■ TO DO
Select every line containing the word "dans" from the material, and copy those lines.

## Begin GIVEN INFORMATION

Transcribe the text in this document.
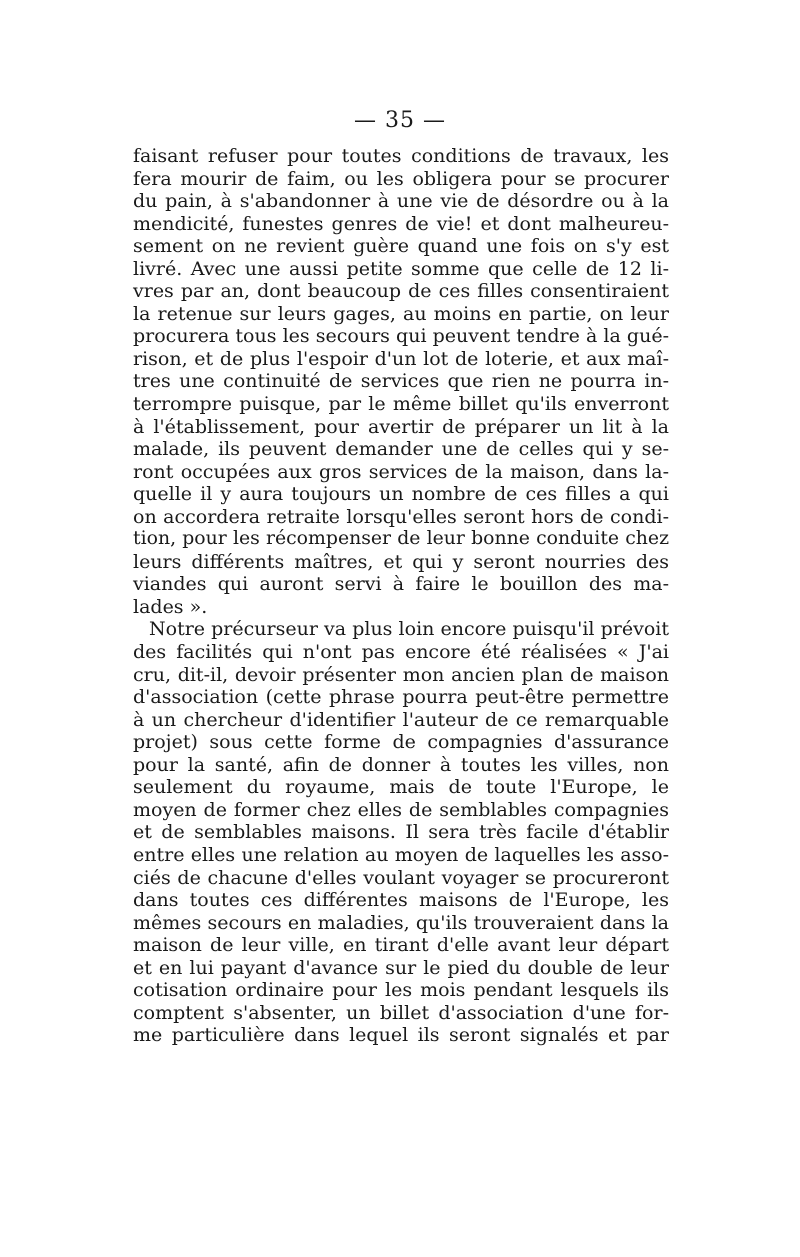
— 35 —
faisant refuser pour toutes conditions de travaux, les
fera mourir de faim, ou les obligera pour se procurer
du pain, à s'abandonner à une vie de désordre ou à la
mendicité, funestes genres de vie! et dont malheureu-
sement on ne revient guère quand une fois on s'y est
livré. Avec une aussi petite somme que celle de 12 li-
vres par an, dont beaucoup de ces filles consentiraient
la retenue sur leurs gages, au moins en partie, on leur
procurera tous les secours qui peuvent tendre à la gué-
rison, et de plus l'espoir d'un lot de loterie, et aux maî-
tres une continuité de services que rien ne pourra in-
terrompre puisque, par le même billet qu'ils enverront
à l'établissement, pour avertir de préparer un lit à la
malade, ils peuvent demander une de celles qui y se-
ront occupées aux gros services de la maison, dans la-
quelle il y aura toujours un nombre de ces filles a qui
on accordera retraite lorsqu'elles seront hors de condi-
tion, pour les récompenser de leur bonne conduite chez
leurs différents maîtres, et qui y seront nourries des
viandes qui auront servi à faire le bouillon des ma-
lades ».
Notre précurseur va plus loin encore puisqu'il prévoit
des facilités qui n'ont pas encore été réalisées « J'ai
cru, dit-il, devoir présenter mon ancien plan de maison
d'association (cette phrase pourra peut-être permettre
à un chercheur d'identifier l'auteur de ce remarquable
projet) sous cette forme de compagnies d'assurance
pour la santé, afin de donner à toutes les villes, non
seulement du royaume, mais de toute l'Europe, le
moyen de former chez elles de semblables compagnies
et de semblables maisons. Il sera très facile d'établir
entre elles une relation au moyen de laquelles les asso-
ciés de chacune d'elles voulant voyager se procureront
dans toutes ces différentes maisons de l'Europe, les
mêmes secours en maladies, qu'ils trouveraient dans la
maison de leur ville, en tirant d'elle avant leur départ
et en lui payant d'avance sur le pied du double de leur
cotisation ordinaire pour les mois pendant lesquels ils
comptent s'absenter, un billet d'association d'une for-
me particulière dans lequel ils seront signalés et par
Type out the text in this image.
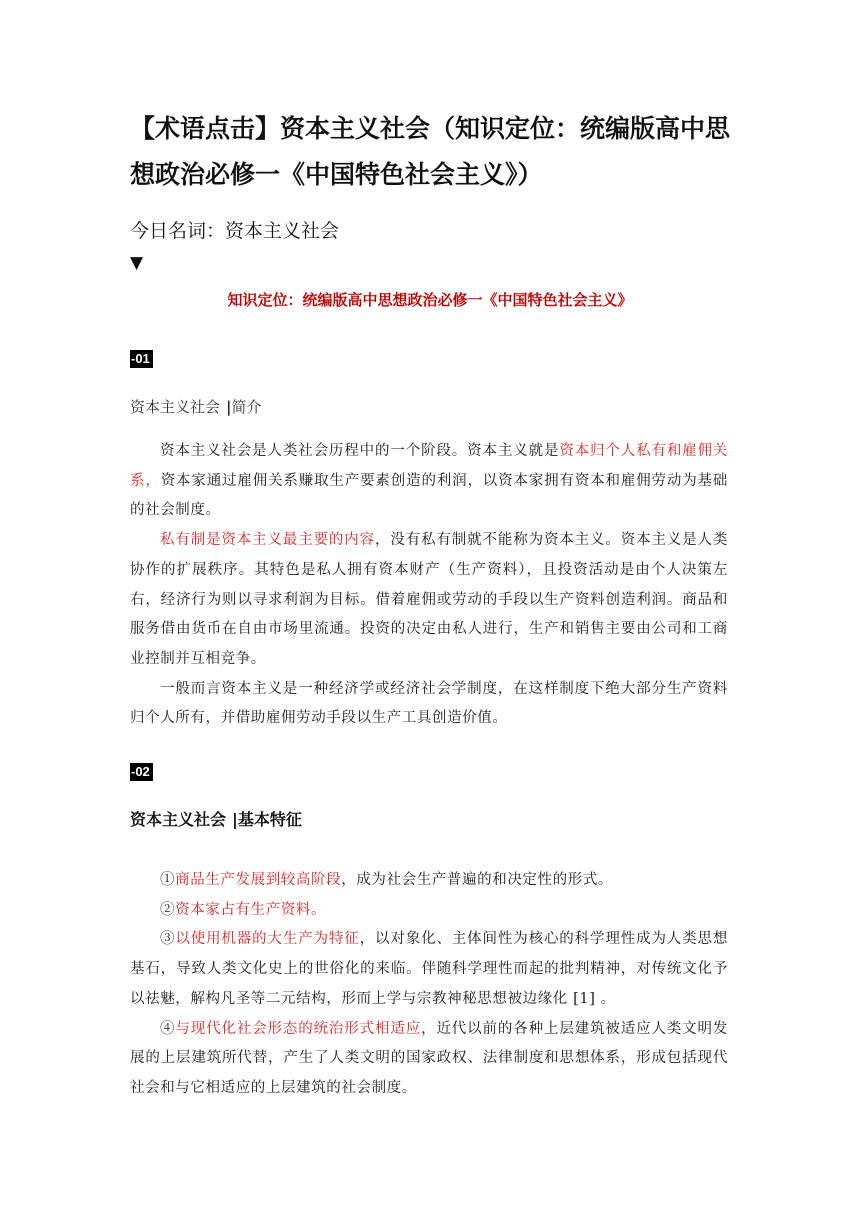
【术语点击】资本主义社会（知识定位：统编版高中思想政治必修一《中国特色社会主义》）
今日名词：资本主义社会
▼
知识定位：统编版高中思想政治必修一《中国特色社会主义》
-01
资本主义社会 |简介

资本主义社会是人类社会历程中的一个阶段。资本主义就是资本归个人私有和雇佣关系，资本家通过雇佣关系赚取生产要素创造的利润，以资本家拥有资本和雇佣劳动为基础的社会制度。

私有制是资本主义最主要的内容，没有私有制就不能称为资本主义。资本主义是人类协作的扩展秩序。其特色是私人拥有资本财产（生产资料），且投资活动是由个人决策左右，经济行为则以寻求利润为目标。借着雇佣或劳动的手段以生产资料创造利润。商品和服务借由货币在自由市场里流通。投资的决定由私人进行，生产和销售主要由公司和工商业控制并互相竞争。

一般而言资本主义是一种经济学或经济社会学制度，在这样制度下绝大部分生产资料归个人所有，并借助雇佣劳动手段以生产工具创造价值。

-02
资本主义社会 |基本特征

①商品生产发展到较高阶段，成为社会生产普遍的和决定性的形式。

②资本家占有生产资料。

③以使用机器的大生产为特征，以对象化、主体间性为核心的科学理性成为人类思想基石，导致人类文化史上的世俗化的来临。伴随科学理性而起的批判精神，对传统文化予以祛魅，解构凡圣等二元结构，形而上学与宗教神秘思想被边缘化 [1] 。

④与现代化社会形态的统治形式相适应，近代以前的各种上层建筑被适应人类文明发展的上层建筑所代替，产生了人类文明的国家政权、法律制度和思想体系，形成包括现代社会和与它相适应的上层建筑的社会制度。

## End GIVEN INFORMATION

■ WRITTEN SOLUTION
ront occupées aux gros services de la maison, dans la-
dans toutes ces différentes maisons de l'Europe, les
mêmes secours en maladies, qu'ils trouveraient dans la
me particulière dans lequel ils seront signalés et par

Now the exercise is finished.